--- Start of Text provided ---

# This file web scraps players data and teams data
## The code is explained below

### First Installing the required modules
* `BeautifulSoup` for web scraping
* `pandas` for creating DataFrames to represent data in a structured format
* `requests` for sending http requests to the web site
* `json` to convert scraped data into json dictionary like format
* `time` to prevent our code from sending multiple requests at once and reduce the load on the server
* `functools` for `reduce()` function to allow for repeated list operations

**You will also be required to install **`openpyxl` ** for converting DataFrames to excel file**

In [None]:
from bs4 import BeautifulSoup
import pandas as pd
import requests
import json
import time
from functools import reduce

### The url structure of [Pro Kabaddi Stats](https://www.prokabaddi.com/stats)

The url structure the website very simple. It is as follows :
        https://www.prokabaddi.com/stats/{season_id}-{stats_id}-a-statistics
    Every season has an **id** associated to it.

--- End of Text provided ---

Objective 1: Transcribe the passage of the scraping notebook starting at "The url structure the" and ending at "associated to it.".
Objective 2:
Answer these questions using the scraping notebook:
(a) Which module does it list for sending http requests to the web site?
(b) Which module must also be installed to convert DataFrames to an excel file?
(c) According to the notebook, what does every season have associated with it?

--- Start of Data supplied ---

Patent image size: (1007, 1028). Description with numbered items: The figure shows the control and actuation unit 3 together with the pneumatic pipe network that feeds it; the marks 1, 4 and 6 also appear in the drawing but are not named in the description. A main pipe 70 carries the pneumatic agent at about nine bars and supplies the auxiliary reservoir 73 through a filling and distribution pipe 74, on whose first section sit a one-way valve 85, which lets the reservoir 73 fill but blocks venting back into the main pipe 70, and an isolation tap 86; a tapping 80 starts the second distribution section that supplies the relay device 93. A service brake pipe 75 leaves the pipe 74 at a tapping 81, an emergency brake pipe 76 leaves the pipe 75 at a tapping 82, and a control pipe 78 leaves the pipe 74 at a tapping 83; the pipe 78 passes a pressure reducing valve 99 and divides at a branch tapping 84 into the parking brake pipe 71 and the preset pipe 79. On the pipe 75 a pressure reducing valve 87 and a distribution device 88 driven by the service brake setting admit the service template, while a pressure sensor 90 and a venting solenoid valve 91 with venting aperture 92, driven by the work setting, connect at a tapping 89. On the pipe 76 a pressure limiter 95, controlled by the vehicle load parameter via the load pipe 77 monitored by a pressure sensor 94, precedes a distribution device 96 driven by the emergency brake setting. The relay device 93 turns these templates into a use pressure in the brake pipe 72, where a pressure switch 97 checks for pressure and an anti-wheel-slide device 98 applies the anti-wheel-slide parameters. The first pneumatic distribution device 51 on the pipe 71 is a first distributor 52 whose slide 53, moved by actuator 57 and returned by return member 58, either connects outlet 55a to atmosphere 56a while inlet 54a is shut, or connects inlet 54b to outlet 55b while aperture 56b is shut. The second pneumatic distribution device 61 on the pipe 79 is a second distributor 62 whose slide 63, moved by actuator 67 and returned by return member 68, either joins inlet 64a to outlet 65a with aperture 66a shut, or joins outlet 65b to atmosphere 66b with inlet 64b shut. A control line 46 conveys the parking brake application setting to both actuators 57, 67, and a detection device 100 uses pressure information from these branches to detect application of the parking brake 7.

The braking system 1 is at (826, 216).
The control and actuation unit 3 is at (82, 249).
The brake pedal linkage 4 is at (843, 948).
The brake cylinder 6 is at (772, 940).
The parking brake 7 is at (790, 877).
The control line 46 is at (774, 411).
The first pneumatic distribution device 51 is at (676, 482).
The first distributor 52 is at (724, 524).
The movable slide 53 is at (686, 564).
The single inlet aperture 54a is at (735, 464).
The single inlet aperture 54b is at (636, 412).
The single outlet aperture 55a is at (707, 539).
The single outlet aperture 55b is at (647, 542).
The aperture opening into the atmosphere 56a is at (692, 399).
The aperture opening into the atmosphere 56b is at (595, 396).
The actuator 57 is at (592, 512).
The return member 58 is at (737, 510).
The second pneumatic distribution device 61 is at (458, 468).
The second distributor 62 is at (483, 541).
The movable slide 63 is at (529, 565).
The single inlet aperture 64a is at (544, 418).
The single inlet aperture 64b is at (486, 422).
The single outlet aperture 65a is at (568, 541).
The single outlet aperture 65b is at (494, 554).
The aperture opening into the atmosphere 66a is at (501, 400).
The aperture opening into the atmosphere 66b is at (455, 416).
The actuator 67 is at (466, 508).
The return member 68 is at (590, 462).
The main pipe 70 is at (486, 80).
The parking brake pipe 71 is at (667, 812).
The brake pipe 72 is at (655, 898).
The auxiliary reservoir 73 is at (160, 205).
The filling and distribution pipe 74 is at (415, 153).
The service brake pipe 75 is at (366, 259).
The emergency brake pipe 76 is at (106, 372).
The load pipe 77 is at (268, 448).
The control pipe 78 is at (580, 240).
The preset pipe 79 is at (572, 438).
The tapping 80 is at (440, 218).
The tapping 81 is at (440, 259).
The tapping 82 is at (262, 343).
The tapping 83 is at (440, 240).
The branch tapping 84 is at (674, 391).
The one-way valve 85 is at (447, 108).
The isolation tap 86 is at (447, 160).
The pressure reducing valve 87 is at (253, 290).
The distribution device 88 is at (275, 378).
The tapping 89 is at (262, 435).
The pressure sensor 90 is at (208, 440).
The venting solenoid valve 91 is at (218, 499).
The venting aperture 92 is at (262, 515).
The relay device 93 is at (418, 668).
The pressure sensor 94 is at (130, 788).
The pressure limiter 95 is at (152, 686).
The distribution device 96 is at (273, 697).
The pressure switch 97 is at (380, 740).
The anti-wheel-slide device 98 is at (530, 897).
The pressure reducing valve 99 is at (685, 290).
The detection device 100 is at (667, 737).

--- End of Data supplied ---

Exercise answer 1:
The url structure the website very simple. It is as follows :
        https://www.prokabaddi.com/stats/{season_id}-{stats_id}-a-statistics
    Every season has an **id** associated to it.

Exercise answer 2:
(a) `requests`
(b) `openpyxl`
(c) An id